++++ Stored data

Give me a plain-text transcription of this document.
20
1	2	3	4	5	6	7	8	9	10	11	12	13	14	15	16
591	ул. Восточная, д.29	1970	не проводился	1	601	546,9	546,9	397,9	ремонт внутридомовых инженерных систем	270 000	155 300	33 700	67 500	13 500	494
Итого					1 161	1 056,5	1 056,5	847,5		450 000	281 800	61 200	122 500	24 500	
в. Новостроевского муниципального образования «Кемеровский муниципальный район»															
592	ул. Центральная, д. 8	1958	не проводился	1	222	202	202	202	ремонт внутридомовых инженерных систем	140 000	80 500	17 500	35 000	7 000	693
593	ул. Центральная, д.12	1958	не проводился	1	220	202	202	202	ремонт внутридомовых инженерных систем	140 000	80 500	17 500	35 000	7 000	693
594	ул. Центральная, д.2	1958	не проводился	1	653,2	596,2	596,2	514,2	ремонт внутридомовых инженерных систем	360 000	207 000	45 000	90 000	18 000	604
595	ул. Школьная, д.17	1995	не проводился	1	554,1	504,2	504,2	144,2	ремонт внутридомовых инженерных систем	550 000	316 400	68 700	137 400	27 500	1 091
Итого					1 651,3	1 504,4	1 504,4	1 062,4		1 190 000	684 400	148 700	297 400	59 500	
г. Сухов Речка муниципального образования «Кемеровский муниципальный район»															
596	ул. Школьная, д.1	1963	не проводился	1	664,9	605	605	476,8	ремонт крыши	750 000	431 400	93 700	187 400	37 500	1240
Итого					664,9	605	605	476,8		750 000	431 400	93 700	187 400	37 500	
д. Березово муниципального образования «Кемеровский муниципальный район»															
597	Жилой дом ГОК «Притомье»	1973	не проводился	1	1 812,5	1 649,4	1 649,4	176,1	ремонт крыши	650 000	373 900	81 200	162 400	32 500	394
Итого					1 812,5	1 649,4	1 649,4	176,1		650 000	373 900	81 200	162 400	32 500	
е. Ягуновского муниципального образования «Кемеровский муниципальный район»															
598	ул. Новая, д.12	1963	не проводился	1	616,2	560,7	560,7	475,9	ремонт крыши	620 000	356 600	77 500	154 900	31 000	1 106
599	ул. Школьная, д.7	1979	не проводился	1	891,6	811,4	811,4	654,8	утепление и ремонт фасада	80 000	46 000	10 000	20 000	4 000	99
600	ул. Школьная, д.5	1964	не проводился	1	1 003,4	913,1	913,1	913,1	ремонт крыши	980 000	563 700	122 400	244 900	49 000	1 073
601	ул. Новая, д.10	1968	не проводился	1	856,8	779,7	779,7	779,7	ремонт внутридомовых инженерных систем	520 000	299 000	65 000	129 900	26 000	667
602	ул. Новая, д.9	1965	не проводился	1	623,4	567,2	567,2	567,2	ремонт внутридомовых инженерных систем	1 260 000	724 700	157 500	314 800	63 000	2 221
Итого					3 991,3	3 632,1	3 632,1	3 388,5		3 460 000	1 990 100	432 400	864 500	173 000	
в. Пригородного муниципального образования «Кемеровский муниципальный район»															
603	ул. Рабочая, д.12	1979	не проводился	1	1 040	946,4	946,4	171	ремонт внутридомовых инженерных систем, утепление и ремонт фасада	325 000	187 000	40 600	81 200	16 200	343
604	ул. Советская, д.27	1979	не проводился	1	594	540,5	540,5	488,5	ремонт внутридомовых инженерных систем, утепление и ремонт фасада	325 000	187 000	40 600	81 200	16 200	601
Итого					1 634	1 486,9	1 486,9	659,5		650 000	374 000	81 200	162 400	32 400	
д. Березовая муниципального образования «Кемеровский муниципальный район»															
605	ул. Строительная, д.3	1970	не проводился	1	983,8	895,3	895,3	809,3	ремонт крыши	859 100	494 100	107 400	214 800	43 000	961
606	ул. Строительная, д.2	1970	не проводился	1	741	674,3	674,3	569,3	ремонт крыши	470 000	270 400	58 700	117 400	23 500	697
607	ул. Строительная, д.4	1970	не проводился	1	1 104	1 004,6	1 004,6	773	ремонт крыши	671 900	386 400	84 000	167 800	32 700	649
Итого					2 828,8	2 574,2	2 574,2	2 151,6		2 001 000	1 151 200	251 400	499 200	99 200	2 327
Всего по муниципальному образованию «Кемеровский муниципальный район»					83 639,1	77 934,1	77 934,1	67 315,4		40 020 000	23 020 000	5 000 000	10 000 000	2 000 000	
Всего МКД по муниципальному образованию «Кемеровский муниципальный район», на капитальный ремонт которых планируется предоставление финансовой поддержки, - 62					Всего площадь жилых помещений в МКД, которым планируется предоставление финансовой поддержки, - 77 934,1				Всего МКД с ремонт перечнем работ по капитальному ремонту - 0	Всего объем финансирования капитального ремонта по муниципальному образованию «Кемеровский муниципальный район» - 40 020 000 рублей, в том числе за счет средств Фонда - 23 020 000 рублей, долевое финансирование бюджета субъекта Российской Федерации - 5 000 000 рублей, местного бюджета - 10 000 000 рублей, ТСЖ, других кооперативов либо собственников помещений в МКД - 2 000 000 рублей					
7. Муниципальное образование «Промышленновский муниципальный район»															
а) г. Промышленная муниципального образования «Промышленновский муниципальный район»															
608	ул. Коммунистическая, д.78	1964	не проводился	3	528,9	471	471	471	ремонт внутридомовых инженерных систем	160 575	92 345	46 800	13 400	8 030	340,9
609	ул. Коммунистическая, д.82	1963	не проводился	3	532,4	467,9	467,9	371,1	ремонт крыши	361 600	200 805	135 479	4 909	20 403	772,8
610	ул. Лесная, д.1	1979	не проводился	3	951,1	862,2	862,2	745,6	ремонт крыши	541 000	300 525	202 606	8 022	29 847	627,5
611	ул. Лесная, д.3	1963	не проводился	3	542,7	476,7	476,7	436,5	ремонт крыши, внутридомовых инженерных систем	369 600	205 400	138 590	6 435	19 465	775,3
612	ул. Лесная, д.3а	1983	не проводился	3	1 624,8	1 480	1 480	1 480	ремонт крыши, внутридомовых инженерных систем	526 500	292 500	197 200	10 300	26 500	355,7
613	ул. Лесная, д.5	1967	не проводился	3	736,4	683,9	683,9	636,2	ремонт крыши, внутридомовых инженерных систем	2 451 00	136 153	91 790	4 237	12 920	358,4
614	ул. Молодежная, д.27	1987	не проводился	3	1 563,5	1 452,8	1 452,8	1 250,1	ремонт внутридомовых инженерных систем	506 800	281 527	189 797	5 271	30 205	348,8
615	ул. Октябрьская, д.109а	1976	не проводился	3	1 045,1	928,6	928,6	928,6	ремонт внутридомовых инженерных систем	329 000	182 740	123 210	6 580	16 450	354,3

++++++++

Reproduce the material above, every line of it, exactly.

Give me a plain-text transcription of this document.
20
1	2	3	4	5	6	7	8	9	10	11	12	13	14	15	16
591	ул. Восточная, д.29	1970	не проводился	1	601	546,9	546,9	397,9	ремонт внутридомовых инженерных систем	270 000	155 300	33 700	67 500	13 500	494
Итого					1 161	1 056,5	1 056,5	847,5		450 000	281 800	61 200	122 500	24 500	
в. Новостроевского муниципального образования «Кемеровский муниципальный район»															
592	ул. Центральная, д. 8	1958	не проводился	1	222	202	202	202	ремонт внутридомовых инженерных систем	140 000	80 500	17 500	35 000	7 000	693
593	ул. Центральная, д.12	1958	не проводился	1	220	202	202	202	ремонт внутридомовых инженерных систем	140 000	80 500	17 500	35 000	7 000	693
594	ул. Центральная, д.2	1958	не проводился	1	653,2	596,2	596,2	514,2	ремонт внутридомовых инженерных систем	360 000	207 000	45 000	90 000	18 000	604
595	ул. Школьная, д.17	1995	не проводился	1	554,1	504,2	504,2	144,2	ремонт внутридомовых инженерных систем	550 000	316 400	68 700	137 400	27 500	1 091
Итого					1 651,3	1 504,4	1 504,4	1 062,4		1 190 000	684 400	148 700	297 400	59 500	
г. Сухов Речка муниципального образования «Кемеровский муниципальный район»															
596	ул. Школьная, д.1	1963	не проводился	1	664,9	605	605	476,8	ремонт крыши	750 000	431 400	93 700	187 400	37 500	1240
Итого					664,9	605	605	476,8		750 000	431 400	93 700	187 400	37 500	
д. Березово муниципального образования «Кемеровский муниципальный район»															
597	Жилой дом ГОК «Притомье»	1973	не проводился	1	1 812,5	1 649,4	1 649,4	176,1	ремонт крыши	650 000	373 900	81 200	162 400	32 500	394
Итого					1 812,5	1 649,4	1 649,4	176,1		650 000	373 900	81 200	162 400	32 500	
е. Ягуновского муниципального образования «Кемеровский муниципальный район»															
598	ул. Новая, д.12	1963	не проводился	1	616,2	560,7	560,7	475,9	ремонт крыши	620 000	356 600	77 500	154 900	31 000	1 106
599	ул. Школьная, д.7	1979	не проводился	1	891,6	811,4	811,4	654,8	утепление и ремонт фасада	80 000	46 000	10 000	20 000	4 000	99
600	ул. Школьная, д.5	1964	не проводился	1	1 003,4	913,1	913,1	913,1	ремонт крыши	980 000	563 700	122 400	244 900	49 000	1 073
601	ул. Новая, д.10	1968	не проводился	1	856,8	779,7	779,7	779,7	ремонт внутридомовых инженерных систем	520 000	299 000	65 000	129 900	26 000	667
602	ул. Новая, д.9	1965	не проводился	1	623,4	567,2	567,2	567,2	ремонт внутридомовых инженерных систем	1 260 000	724 700	157 500	314 800	63 000	2 221
Итого					3 991,3	3 632,1	3 632,1	3 388,5		3 460 000	1 990 100	432 400	864 500	173 000	
в. Пригородного муниципального образования «Кемеровский муниципальный район»															
603	ул. Рабочая, д.12	1979	не проводился	1	1 040	946,4	946,4	171	ремонт внутридомовых инженерных систем, утепление и ремонт фасада	325 000	187 000	40 600	81 200	16 200	343
604	ул. Советская, д.27	1979	не проводился	1	594	540,5	540,5	488,5	ремонт внутридомовых инженерных систем, утепление и ремонт фасада	325 000	187 000	40 600	81 200	16 200	601
Итого					1 634	1 486,9	1 486,9	659,5		650 000	374 000	81 200	162 400	32 400	
д. Березовая муниципального образования «Кемеровский муниципальный район»															
605	ул. Строительная, д.3	1970	не проводился	1	983,8	895,3	895,3	809,3	ремонт крыши	859 100	494 100	107 400	214 800	43 000	961
606	ул. Строительная, д.2	1970	не проводился	1	741	674,3	674,3	569,3	ремонт крыши	470 000	270 400	58 700	117 400	23 500	697
607	ул. Строительная, д.4	1970	не проводился	1	1 104	1 004,6	1 004,6	773	ремонт крыши	671 900	386 400	84 000	167 800	32 700	649
Итого					2 828,8	2 574,2	2 574,2	2 151,6		2 001 000	1 151 200	251 400	499 200	99 200	2 327
Всего по муниципальному образованию «Кемеровский муниципальный район»					83 639,1	77 934,1	77 934,1	67 315,4		40 020 000	23 020 000	5 000 000	10 000 000	2 000 000	
Всего МКД по муниципальному образованию «Кемеровский муниципальный район», на капитальный ремонт которых планируется предоставление финансовой поддержки, - 62					Всего площадь жилых помещений в МКД, которым планируется предоставление финансовой поддержки, - 77 934,1				Всего МКД с ремонт перечнем работ по капитальному ремонту - 0	Всего объем финансирования капитального ремонта по муниципальному образованию «Кемеровский муниципальный район» - 40 020 000 рублей, в том числе за счет средств Фонда - 23 020 000 рублей, долевое финансирование бюджета субъекта Российской Федерации - 5 000 000 рублей, местного бюджета - 10 000 000 рублей, ТСЖ, других кооперативов либо собственников помещений в МКД - 2 000 000 рублей					
7. Муниципальное образование «Промышленновский муниципальный район»															
а) г. Промышленная муниципального образования «Промышленновский муниципальный район»															
608	ул. Коммунистическая, д.78	1964	не проводился	3	528,9	471	471	471	ремонт внутридомовых инженерных систем	160 575	92 345	46 800	13 400	8 030	340,9
609	ул. Коммунистическая, д.82	1963	не проводился	3	532,4	467,9	467,9	371,1	ремонт крыши	361 600	200 805	135 479	4 909	20 403	772,8
610	ул. Лесная, д.1	1979	не проводился	3	951,1	862,2	862,2	745,6	ремонт крыши	541 000	300 525	202 606	8 022	29 847	627,5
611	ул. Лесная, д.3	1963	не проводился	3	542,7	476,7	476,7	436,5	ремонт крыши, внутридомовых инженерных систем	369 600	205 400	138 590	6 435	19 465	775,3
612	ул. Лесная, д.3а	1983	не проводился	3	1 624,8	1 480	1 480	1 480	ремонт крыши, внутридомовых инженерных систем	526 500	292 500	197 200	10 300	26 500	355,7
613	ул. Лесная, д.5	1967	не проводился	3	736,4	683,9	683,9	636,2	ремонт крыши, внутридомовых инженерных систем	2 451 00	136 153	91 790	4 237	12 920	358,4
614	ул. Молодежная, д.27	1987	не проводился	3	1 563,5	1 452,8	1 452,8	1 250,1	ремонт внутридомовых инженерных систем	506 800	281 527	189 797	5 271	30 205	348,8
615	ул. Октябрьская, д.109а	1976	не проводился	3	1 045,1	928,6	928,6	928,6	ремонт внутридомовых инженерных систем	329 000	182 740	123 210	6 580	16 450	354,3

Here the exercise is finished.